Stated goal ->
Examine the entries below, count the lines holding the string "screenshot", and respond with the number only.

Data supplied ->
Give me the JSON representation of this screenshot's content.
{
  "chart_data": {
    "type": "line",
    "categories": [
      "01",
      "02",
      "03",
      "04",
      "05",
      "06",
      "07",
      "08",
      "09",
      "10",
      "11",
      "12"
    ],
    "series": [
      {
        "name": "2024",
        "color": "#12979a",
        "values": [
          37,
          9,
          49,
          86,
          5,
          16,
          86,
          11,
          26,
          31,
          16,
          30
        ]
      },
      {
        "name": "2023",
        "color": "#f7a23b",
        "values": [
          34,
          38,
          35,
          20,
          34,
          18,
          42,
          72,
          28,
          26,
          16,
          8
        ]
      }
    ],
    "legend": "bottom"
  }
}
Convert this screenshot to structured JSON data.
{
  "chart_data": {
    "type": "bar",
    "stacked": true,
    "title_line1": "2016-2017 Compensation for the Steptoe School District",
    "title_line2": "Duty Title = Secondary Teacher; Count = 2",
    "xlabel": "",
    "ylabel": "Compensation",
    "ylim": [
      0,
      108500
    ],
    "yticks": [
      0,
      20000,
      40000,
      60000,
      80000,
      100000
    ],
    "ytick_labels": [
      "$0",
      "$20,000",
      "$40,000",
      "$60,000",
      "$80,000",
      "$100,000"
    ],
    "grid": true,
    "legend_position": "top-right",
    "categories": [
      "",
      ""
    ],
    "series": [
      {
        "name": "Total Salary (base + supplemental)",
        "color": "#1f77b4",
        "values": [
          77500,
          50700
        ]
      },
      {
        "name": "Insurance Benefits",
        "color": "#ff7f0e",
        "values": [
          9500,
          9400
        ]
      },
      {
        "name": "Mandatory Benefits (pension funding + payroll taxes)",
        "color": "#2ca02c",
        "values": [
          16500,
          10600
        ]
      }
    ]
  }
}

Response for this exercise ->
2